Go through the entries below and collect each line with the string "journée" in it.

────────────────

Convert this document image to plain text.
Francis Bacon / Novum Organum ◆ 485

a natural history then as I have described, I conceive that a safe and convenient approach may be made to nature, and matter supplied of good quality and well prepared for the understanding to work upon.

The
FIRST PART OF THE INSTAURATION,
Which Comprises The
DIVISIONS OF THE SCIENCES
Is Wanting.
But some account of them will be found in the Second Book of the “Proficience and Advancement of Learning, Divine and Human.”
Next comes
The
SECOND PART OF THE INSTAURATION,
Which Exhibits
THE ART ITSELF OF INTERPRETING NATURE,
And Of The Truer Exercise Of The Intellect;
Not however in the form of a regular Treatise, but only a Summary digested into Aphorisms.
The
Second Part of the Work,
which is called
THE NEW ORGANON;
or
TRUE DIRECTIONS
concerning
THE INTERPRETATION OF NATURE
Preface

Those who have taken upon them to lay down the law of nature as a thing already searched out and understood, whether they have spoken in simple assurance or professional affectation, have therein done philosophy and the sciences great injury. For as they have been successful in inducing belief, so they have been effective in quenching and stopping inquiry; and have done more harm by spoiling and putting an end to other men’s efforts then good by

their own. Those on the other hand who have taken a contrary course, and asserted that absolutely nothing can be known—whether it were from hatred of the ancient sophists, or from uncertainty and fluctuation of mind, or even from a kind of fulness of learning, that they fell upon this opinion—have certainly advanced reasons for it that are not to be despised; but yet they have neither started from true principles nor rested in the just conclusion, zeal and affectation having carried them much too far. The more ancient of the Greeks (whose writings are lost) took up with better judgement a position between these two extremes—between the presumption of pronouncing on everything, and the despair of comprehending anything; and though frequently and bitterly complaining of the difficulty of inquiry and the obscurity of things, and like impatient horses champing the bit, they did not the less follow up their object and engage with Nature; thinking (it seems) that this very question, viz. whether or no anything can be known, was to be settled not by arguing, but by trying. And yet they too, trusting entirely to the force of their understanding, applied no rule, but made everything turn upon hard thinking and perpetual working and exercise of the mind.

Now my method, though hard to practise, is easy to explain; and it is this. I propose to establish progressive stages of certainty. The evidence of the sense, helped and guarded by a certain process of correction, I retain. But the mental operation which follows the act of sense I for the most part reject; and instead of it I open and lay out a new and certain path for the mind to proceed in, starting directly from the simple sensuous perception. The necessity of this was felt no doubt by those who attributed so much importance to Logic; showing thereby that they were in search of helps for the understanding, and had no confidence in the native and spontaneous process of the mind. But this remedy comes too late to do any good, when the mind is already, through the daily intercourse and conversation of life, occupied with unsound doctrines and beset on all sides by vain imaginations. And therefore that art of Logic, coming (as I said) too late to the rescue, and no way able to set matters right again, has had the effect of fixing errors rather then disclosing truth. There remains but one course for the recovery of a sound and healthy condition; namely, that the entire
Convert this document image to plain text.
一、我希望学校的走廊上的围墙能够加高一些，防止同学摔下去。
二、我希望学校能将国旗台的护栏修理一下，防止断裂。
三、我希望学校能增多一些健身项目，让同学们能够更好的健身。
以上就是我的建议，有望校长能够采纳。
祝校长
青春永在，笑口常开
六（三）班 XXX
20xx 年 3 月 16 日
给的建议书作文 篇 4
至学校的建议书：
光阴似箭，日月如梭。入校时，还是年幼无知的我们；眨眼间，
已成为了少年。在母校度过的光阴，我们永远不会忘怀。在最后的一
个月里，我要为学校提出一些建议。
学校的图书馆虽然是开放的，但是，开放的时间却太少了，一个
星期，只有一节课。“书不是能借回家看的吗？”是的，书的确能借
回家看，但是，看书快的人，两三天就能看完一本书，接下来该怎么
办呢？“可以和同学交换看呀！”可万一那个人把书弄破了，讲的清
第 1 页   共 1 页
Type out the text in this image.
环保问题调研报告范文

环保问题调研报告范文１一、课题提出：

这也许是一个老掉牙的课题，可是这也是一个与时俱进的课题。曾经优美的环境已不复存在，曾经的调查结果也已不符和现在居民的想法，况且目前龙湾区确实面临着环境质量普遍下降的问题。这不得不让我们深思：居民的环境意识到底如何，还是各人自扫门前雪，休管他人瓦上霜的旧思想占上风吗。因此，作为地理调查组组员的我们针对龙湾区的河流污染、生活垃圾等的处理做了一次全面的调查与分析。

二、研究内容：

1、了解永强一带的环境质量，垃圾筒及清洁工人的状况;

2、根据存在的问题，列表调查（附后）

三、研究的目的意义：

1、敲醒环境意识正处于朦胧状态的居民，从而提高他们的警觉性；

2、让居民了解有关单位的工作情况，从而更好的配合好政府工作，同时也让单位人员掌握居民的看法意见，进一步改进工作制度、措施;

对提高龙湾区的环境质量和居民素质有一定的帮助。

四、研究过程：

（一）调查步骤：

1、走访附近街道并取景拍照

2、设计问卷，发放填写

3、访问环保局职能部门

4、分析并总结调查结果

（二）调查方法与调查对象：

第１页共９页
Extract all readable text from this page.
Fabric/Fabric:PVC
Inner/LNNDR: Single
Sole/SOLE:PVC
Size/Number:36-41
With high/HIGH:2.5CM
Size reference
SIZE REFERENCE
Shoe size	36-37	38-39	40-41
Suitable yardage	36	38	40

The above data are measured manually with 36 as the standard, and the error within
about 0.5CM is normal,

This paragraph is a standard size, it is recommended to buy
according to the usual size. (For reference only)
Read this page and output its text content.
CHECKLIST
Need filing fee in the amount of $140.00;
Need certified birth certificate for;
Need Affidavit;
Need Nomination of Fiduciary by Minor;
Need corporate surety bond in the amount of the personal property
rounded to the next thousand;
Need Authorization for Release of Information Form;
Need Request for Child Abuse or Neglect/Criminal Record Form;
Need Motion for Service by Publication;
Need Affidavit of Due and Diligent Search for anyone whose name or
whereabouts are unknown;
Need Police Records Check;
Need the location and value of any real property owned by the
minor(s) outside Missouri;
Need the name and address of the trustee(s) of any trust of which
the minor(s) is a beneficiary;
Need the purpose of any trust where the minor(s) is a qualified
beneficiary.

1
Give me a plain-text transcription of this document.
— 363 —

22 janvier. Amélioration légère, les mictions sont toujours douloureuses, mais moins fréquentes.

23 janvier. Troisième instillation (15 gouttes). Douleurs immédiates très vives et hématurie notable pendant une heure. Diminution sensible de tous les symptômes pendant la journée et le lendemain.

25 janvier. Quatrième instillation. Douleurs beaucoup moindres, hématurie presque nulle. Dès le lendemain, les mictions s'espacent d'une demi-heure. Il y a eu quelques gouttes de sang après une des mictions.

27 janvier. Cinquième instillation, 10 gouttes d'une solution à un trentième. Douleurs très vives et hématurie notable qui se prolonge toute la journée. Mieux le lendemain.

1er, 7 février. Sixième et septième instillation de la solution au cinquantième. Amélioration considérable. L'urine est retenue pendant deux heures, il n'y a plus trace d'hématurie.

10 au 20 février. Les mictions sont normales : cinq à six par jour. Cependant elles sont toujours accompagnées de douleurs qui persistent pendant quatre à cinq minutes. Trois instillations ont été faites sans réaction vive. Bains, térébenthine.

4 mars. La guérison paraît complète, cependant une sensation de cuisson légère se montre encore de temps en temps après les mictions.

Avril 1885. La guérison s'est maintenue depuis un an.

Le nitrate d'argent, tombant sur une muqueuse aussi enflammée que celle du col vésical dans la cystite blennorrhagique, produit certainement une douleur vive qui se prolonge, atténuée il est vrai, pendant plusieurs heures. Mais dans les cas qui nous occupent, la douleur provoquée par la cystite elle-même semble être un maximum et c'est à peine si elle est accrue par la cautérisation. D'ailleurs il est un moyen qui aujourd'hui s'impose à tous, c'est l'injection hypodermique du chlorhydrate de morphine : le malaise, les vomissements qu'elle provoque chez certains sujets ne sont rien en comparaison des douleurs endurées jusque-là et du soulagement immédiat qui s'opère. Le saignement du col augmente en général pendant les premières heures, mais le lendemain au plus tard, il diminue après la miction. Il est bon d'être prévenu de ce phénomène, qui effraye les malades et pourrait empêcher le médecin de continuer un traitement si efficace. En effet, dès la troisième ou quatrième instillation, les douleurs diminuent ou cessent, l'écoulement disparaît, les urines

────────────────

• _RESPONSE_:
23 janvier. Troisième instillation (15 gouttes). Douleurs immédiates très vives et hématurie notable pendant une heure. Diminution sensible de tous les symptômes pendant la journée et le lendemain.
27 janvier. Cinquième instillation, 10 gouttes d'une solution à un trentième. Douleurs très vives et hématurie notable qui se prolonge toute la journée. Mieux le lendemain.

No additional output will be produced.